WHAT NEEDS TO BE DONE: Your task is to transcribe the data in full.

— begin EXERCISE MATERIAL —

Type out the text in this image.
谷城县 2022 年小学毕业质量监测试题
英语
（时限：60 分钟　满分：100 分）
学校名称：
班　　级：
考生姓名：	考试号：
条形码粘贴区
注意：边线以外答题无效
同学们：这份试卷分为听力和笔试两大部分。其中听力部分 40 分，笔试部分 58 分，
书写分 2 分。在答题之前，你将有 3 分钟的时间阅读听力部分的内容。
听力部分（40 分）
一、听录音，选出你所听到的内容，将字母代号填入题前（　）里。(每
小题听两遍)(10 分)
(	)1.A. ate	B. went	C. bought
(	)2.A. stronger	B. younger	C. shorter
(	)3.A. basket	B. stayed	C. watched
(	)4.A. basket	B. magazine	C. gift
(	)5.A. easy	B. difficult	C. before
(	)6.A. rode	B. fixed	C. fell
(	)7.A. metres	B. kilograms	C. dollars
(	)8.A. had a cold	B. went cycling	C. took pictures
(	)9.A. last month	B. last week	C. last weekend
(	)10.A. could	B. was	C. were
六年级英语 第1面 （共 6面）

— end EXERCISE MATERIAL —

ANSWER FOR THIS EXERCISE:
Type out the text in this image.
谷城县 2022 年小学毕业质量监测试题
英语
（时限：60 分钟　满分：100 分）
学校名称：
班　　级：
考生姓名：	考试号：
条形码粘贴区
注意：边线以外答题无效
同学们：这份试卷分为听力和笔试两大部分。其中听力部分 40 分，笔试部分 58 分，
书写分 2 分。在答题之前，你将有 3 分钟的时间阅读听力部分的内容。
听力部分（40 分）
一、听录音，选出你所听到的内容，将字母代号填入题前（　）里。(每
小题听两遍)(10 分)
(	)1.A. ate	B. went	C. bought
(	)2.A. stronger	B. younger	C. shorter
(	)3.A. basket	B. stayed	C. watched
(	)4.A. basket	B. magazine	C. gift
(	)5.A. easy	B. difficult	C. before
(	)6.A. rode	B. fixed	C. fell
(	)7.A. metres	B. kilograms	C. dollars
(	)8.A. had a cold	B. went cycling	C. took pictures
(	)9.A. last month	B. last week	C. last weekend
(	)10.A. could	B. was	C. were
六年级英语 第1面 （共 6面）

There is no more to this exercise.